> _Goal of the exercise_: Starting at the line that contains "What does this", write out every line through the last one in the records below, word for word. Leave out any pictures.

Records contained in a dataset:
****

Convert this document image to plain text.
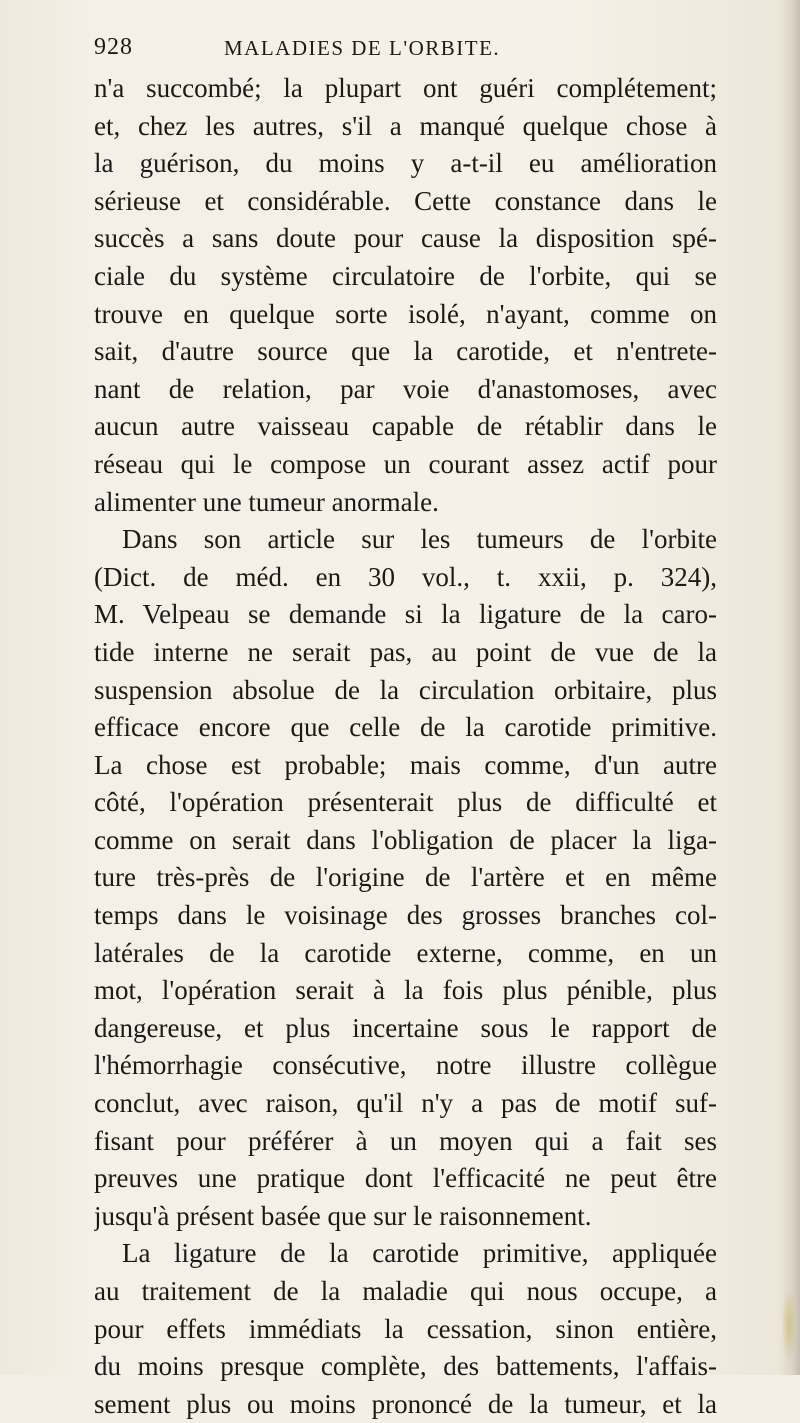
928	MALADIES DE L'ORBITE.
n'a succombé; la plupart ont guéri complétement;
et, chez les autres, s'il a manqué quelque chose à
la guérison, du moins y a-t-il eu amélioration
sérieuse et considérable. Cette constance dans le
succès a sans doute pour cause la disposition spé-
ciale du système circulatoire de l'orbite, qui se
trouve en quelque sorte isolé, n'ayant, comme on
sait, d'autre source que la carotide, et n'entrete-
nant de relation, par voie d'anastomoses, avec
aucun autre vaisseau capable de rétablir dans le
réseau qui le compose un courant assez actif pour
alimenter une tumeur anormale.
Dans son article sur les tumeurs de l'orbite
(Dict. de méd. en 30 vol., t. xxii, p. 324),
M. Velpeau se demande si la ligature de la caro-
tide interne ne serait pas, au point de vue de la
suspension absolue de la circulation orbitaire, plus
efficace encore que celle de la carotide primitive.
La chose est probable; mais comme, d'un autre
côté, l'opération présenterait plus de difficulté et
comme on serait dans l'obligation de placer la liga-
ture très-près de l'origine de l'artère et en même
temps dans le voisinage des grosses branches col-
latérales de la carotide externe, comme, en un
mot, l'opération serait à la fois plus pénible, plus
dangereuse, et plus incertaine sous le rapport de
l'hémorrhagie consécutive, notre illustre collègue
conclut, avec raison, qu'il n'y a pas de motif suf-
fisant pour préférer à un moyen qui a fait ses
preuves une pratique dont l'efficacité ne peut être
jusqu'à présent basée que sur le raisonnement.
La ligature de la carotide primitive, appliquée
au traitement de la maladie qui nous occupe, a
pour effets immédiats la cessation, sinon entière,
du moins presque complète, des battements, l'affais-
sement plus ou moins prononcé de la tumeur, et la
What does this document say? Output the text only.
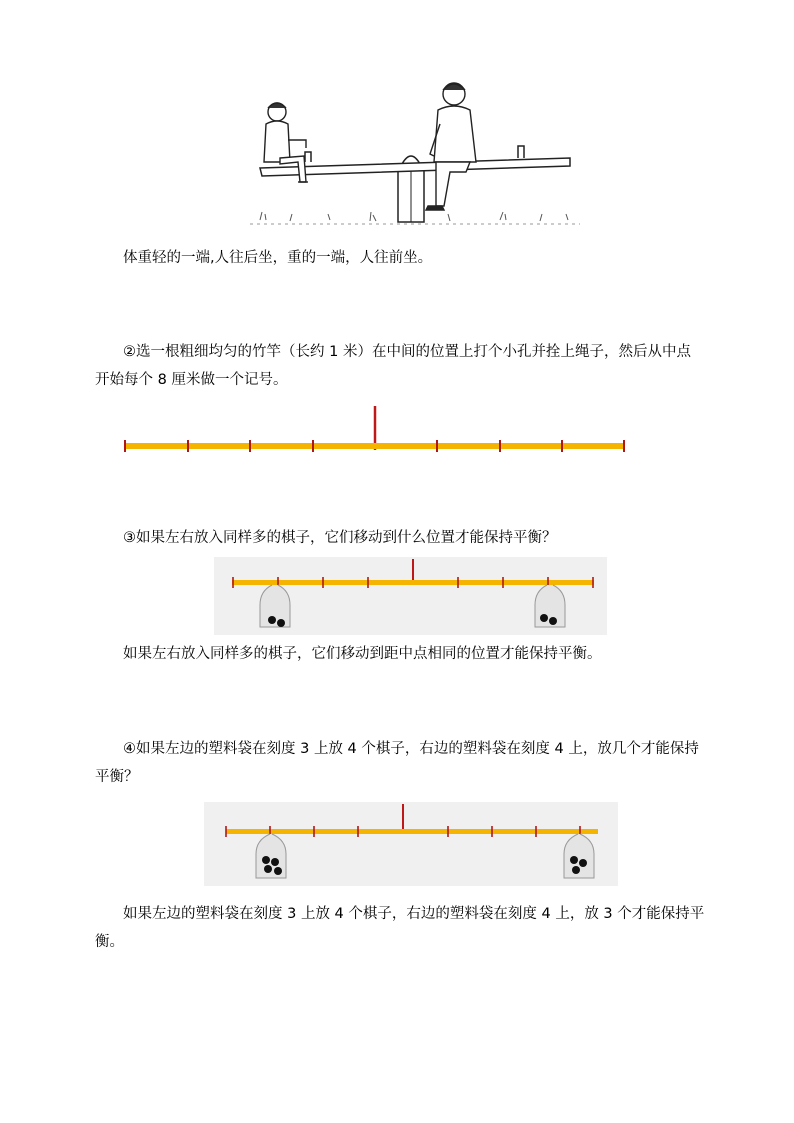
体重轻的一端,人往后坐，重的一端，人往前坐。
②选一根粗细均匀的竹竿（长约 1 米）在中间的位置上打个小孔并拴上绳子，然后从中点开始每个 8 厘米做一个记号。
③如果左右放入同样多的棋子，它们移动到什么位置才能保持平衡？
如果左右放入同样多的棋子，它们移动到距中点相同的位置才能保持平衡。
④如果左边的塑料袋在刻度 3 上放 4 个棋子，右边的塑料袋在刻度 4 上，放几个才能保持平衡？
如果左边的塑料袋在刻度 3 上放 4 个棋子，右边的塑料袋在刻度 4 上，放 3 个才能保持平衡。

****

> _Output for this task_:
What does this document say? Output the text only.
体重轻的一端,人往后坐，重的一端，人往前坐。
②选一根粗细均匀的竹竿（长约 1 米）在中间的位置上打个小孔并拴上绳子，然后从中点开始每个 8 厘米做一个记号。
③如果左右放入同样多的棋子，它们移动到什么位置才能保持平衡？
如果左右放入同样多的棋子，它们移动到距中点相同的位置才能保持平衡。
④如果左边的塑料袋在刻度 3 上放 4 个棋子，右边的塑料袋在刻度 4 上，放几个才能保持平衡？
如果左边的塑料袋在刻度 3 上放 4 个棋子，右边的塑料袋在刻度 4 上，放 3 个才能保持平衡。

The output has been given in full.